(What is asked): Pick out every line in the data below that holds "conjunctival".

(Data):

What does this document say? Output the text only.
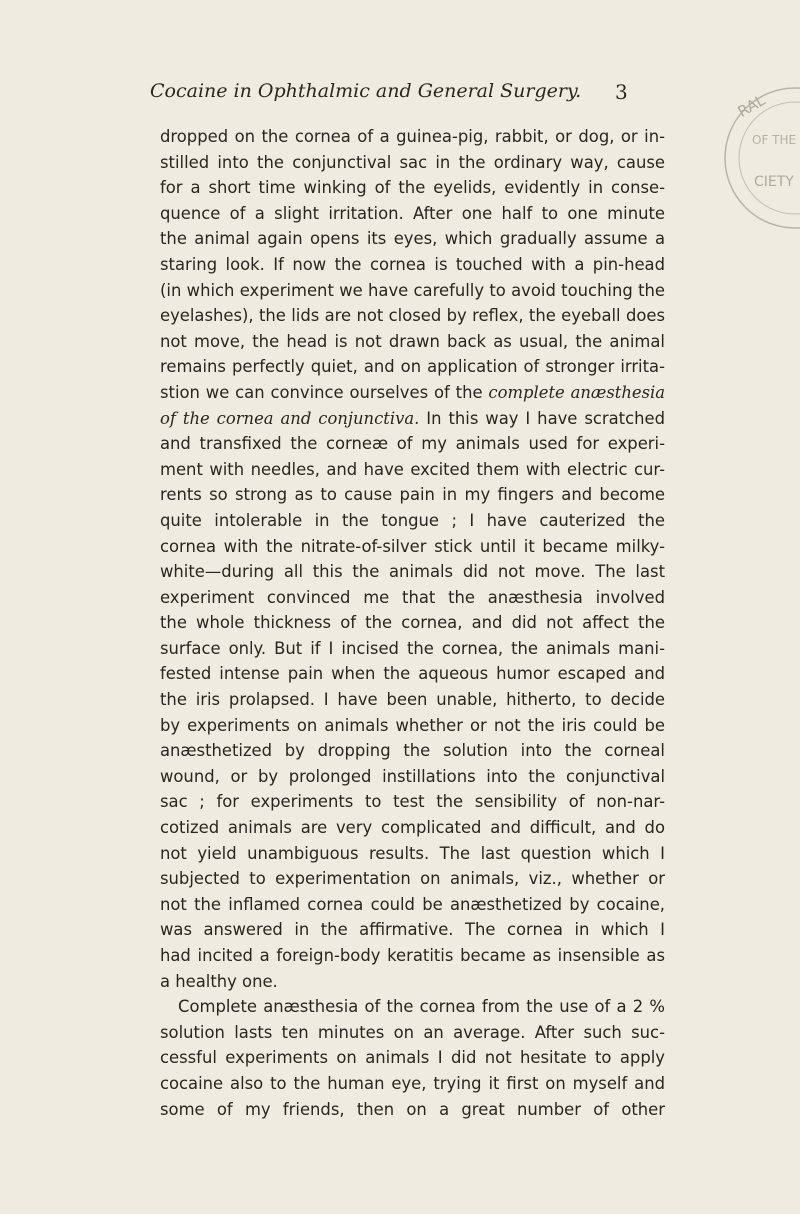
Cocaine in Ophthalmic and General Surgery. 3	RAL
OF THE
CIETY
dropped on the cornea of a guinea-pig, rabbit, or dog, or in-
stilled into the conjunctival sac in the ordinary way, cause
for a short time winking of the eyelids, evidently in conse-
quence of a slight irritation. After one half to one minute
the animal again opens its eyes, which gradually assume a
staring look. If now the cornea is touched with a pin-head
(in which experiment we have carefully to avoid touching the
eyelashes), the lids are not closed by reflex, the eyeball does
not move, the head is not drawn back as usual, the animal
remains perfectly quiet, and on application of stronger irrita-
stion we can convince ourselves of the complete anæsthesia
of the cornea and conjunctiva. In this way I have scratched
and transfixed the corneæ of my animals used for experi-
ment with needles, and have excited them with electric cur-
rents so strong as to cause pain in my fingers and become
quite intolerable in the tongue ; I have cauterized the
cornea with the nitrate-of-silver stick until it became milky-
white—during all this the animals did not move. The last
experiment convinced me that the anæsthesia involved
the whole thickness of the cornea, and did not affect the
surface only. But if I incised the cornea, the animals mani-
fested intense pain when the aqueous humor escaped and
the iris prolapsed. I have been unable, hitherto, to decide
by experiments on animals whether or not the iris could be
anæsthetized by dropping the solution into the corneal
wound, or by prolonged instillations into the conjunctival
sac ; for experiments to test the sensibility of non-nar-
cotized animals are very complicated and difficult, and do
not yield unambiguous results. The last question which I
subjected to experimentation on animals, viz., whether or
not the inflamed cornea could be anæsthetized by cocaine,
was answered in the affirmative. The cornea in which I
had incited a foreign-body keratitis became as insensible as
a healthy one.
Complete anæsthesia of the cornea from the use of a 2 %
solution lasts ten minutes on an average. After such suc-
cessful experiments on animals I did not hesitate to apply
cocaine also to the human eye, trying it first on myself and
some of my friends, then on a great number of other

(The output):
stilled into the conjunctival sac in the ordinary way, cause
wound, or by prolonged instillations into the conjunctival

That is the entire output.